» **Goal of the exercise**
Copy out the lines that include the word "Settings".

» **Available data**

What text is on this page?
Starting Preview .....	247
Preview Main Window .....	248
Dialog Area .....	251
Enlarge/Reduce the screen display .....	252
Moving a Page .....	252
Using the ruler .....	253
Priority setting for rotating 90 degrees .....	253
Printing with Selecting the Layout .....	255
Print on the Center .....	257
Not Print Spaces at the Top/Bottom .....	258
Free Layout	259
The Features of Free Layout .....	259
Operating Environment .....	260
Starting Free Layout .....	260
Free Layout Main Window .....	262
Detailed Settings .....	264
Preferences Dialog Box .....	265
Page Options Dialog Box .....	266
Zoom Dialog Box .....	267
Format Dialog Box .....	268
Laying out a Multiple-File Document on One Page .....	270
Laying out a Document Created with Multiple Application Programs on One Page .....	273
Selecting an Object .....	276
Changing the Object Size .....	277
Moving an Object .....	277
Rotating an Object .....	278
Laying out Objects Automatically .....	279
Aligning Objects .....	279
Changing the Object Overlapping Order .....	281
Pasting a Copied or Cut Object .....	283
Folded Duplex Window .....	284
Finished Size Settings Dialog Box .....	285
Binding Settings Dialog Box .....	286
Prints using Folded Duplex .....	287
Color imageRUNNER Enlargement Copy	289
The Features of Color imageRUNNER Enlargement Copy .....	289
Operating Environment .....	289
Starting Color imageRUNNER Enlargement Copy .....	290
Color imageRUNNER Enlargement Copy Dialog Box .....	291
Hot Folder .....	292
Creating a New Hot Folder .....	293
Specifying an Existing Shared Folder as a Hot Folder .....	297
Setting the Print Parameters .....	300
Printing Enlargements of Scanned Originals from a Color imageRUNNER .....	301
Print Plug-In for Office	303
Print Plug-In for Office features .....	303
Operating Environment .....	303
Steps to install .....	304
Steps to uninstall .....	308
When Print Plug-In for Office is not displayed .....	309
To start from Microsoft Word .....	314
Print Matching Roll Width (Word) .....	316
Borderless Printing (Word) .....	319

» **Solution to the exercise**
Detailed Settings .....	264
Finished Size Settings Dialog Box .....	285
Binding Settings Dialog Box .....	286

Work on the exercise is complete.